ROWS
• • • • •

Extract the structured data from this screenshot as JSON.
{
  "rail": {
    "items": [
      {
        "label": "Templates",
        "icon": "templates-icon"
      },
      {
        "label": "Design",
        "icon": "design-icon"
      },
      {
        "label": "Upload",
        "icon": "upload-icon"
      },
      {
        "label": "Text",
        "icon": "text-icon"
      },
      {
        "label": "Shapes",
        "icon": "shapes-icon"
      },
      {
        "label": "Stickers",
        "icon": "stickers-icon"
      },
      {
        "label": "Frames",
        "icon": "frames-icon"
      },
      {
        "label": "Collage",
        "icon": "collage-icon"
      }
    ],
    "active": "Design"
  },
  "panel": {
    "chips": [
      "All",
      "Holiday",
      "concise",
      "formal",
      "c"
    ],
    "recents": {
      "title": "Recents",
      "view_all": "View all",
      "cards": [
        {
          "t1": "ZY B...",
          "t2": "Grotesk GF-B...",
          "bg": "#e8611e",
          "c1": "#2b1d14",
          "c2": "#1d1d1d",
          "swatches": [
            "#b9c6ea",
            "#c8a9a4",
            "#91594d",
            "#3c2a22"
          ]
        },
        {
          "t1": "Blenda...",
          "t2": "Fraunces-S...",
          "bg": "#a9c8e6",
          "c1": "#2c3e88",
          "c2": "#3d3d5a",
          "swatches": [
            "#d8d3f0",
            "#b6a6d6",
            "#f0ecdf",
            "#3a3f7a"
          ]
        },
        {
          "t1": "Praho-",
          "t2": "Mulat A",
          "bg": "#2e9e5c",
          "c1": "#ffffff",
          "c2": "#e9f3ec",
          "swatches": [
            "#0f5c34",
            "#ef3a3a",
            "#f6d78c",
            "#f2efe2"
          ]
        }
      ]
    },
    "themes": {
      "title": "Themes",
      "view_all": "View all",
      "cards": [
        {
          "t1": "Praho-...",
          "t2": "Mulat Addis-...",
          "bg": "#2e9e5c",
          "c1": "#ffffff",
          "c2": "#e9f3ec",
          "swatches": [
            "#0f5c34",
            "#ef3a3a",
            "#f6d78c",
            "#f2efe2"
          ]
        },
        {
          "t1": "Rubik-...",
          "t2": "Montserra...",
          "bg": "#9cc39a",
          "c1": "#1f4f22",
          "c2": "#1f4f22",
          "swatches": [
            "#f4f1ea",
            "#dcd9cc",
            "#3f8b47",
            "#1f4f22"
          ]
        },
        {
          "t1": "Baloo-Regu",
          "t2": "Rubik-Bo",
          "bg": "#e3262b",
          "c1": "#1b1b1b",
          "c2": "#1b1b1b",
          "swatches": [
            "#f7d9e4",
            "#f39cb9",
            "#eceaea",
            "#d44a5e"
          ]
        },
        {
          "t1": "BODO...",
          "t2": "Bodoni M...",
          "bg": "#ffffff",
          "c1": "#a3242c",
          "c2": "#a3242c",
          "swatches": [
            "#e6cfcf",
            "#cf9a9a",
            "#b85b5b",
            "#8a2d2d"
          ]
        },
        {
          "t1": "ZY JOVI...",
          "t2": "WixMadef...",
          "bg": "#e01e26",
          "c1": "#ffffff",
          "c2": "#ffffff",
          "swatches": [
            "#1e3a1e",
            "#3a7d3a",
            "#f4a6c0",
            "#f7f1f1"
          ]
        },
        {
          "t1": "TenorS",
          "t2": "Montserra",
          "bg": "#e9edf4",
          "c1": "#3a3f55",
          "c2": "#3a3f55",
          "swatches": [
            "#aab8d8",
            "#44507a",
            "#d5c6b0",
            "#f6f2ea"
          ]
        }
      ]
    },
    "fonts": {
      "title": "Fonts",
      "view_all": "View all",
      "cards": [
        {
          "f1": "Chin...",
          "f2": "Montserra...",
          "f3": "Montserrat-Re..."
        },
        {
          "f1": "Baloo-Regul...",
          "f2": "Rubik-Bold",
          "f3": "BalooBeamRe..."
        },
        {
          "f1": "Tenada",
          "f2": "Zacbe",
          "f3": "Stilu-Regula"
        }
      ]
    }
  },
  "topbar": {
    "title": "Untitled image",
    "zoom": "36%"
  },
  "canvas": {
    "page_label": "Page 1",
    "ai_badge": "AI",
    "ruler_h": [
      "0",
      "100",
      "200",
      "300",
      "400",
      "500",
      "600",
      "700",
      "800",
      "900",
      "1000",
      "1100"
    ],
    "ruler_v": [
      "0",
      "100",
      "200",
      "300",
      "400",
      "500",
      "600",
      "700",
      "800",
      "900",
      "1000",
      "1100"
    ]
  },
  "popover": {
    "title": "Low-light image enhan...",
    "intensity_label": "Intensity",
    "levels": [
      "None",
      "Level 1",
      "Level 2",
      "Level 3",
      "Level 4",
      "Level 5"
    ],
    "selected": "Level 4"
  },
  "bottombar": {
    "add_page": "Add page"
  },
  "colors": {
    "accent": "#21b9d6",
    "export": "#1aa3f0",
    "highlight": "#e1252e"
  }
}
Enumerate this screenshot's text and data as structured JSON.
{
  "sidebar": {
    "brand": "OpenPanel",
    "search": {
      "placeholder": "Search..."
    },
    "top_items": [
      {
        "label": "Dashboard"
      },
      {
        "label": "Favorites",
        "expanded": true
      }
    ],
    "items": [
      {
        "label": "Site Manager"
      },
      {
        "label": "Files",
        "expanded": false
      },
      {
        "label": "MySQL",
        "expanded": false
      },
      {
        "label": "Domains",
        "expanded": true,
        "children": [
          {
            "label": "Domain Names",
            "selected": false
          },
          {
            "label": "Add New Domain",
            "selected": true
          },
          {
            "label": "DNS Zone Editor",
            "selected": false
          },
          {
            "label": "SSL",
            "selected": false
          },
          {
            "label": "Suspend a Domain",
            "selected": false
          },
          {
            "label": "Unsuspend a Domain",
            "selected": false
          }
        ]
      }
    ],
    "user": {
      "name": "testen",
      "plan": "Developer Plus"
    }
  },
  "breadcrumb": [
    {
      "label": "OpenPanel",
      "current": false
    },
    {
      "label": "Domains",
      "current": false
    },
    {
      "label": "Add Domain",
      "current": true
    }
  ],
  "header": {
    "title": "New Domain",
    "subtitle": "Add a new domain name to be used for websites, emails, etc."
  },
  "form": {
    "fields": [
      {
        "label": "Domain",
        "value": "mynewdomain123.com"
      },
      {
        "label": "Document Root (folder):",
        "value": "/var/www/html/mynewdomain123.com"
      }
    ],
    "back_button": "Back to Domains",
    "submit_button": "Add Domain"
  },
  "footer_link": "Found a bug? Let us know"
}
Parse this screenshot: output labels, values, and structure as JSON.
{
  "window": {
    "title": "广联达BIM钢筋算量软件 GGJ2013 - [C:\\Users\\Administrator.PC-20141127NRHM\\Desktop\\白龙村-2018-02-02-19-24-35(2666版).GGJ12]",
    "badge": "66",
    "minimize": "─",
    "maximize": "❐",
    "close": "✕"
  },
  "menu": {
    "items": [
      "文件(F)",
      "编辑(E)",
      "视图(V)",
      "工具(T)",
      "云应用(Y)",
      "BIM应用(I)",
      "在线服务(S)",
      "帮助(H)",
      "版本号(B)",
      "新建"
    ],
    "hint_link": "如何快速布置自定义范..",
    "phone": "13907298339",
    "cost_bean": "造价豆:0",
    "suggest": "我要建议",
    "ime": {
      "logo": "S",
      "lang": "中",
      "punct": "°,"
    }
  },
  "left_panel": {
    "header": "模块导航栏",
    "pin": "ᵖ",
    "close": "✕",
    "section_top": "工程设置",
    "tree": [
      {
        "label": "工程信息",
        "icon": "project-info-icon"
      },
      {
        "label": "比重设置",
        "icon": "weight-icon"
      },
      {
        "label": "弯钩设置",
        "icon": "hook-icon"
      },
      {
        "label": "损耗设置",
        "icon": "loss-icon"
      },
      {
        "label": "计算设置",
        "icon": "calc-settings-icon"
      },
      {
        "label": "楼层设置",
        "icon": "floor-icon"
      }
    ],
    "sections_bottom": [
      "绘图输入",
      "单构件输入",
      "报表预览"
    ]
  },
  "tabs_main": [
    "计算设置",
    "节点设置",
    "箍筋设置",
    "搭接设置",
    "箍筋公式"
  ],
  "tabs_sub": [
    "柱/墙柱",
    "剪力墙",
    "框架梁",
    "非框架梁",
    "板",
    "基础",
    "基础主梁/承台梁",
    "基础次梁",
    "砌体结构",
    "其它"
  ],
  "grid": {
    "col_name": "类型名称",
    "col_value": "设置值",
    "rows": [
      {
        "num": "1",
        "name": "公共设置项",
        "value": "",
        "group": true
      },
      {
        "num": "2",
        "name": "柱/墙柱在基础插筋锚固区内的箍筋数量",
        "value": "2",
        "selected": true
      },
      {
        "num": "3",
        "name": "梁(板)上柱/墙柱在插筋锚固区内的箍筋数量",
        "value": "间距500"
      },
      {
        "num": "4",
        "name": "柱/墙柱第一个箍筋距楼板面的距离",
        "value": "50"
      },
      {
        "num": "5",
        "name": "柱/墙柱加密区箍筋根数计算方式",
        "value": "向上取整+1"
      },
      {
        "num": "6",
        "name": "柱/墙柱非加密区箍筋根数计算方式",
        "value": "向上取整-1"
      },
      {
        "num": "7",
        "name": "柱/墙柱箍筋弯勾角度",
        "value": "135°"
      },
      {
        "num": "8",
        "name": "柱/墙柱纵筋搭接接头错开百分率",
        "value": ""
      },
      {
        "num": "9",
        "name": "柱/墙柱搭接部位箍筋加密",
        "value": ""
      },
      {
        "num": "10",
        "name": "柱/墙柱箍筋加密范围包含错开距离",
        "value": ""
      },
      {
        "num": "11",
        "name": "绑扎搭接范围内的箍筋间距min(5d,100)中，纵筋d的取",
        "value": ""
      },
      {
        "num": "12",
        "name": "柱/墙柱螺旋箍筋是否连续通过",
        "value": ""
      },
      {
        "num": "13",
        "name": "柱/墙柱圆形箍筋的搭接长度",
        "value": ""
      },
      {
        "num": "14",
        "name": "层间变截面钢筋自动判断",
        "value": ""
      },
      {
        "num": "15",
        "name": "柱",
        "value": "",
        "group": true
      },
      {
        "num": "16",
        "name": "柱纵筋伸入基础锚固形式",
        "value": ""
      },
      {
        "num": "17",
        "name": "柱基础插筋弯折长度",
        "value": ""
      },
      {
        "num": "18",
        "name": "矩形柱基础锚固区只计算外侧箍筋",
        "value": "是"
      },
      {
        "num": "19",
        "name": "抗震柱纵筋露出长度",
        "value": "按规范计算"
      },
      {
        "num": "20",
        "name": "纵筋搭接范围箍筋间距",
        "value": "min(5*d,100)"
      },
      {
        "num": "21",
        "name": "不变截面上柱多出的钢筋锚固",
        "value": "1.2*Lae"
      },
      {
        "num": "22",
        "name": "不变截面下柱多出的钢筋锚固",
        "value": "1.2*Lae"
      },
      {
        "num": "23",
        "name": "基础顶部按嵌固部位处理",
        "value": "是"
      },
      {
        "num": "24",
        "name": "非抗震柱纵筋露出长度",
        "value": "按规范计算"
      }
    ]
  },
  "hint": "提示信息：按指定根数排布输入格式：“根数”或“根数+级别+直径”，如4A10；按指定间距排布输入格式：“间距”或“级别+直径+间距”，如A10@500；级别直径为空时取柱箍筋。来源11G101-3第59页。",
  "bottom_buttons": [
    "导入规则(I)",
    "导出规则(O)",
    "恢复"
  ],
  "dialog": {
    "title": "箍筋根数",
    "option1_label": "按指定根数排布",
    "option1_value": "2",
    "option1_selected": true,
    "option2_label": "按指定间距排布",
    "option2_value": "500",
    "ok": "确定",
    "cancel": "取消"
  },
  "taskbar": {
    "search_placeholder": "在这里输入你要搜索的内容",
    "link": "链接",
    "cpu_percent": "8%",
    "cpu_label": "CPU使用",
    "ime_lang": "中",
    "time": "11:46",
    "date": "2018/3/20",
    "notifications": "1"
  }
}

• • • • •

TO BE DONE
Exactly how many lines of the material contain the word "data"? Write the number alone.

RESPONSE
2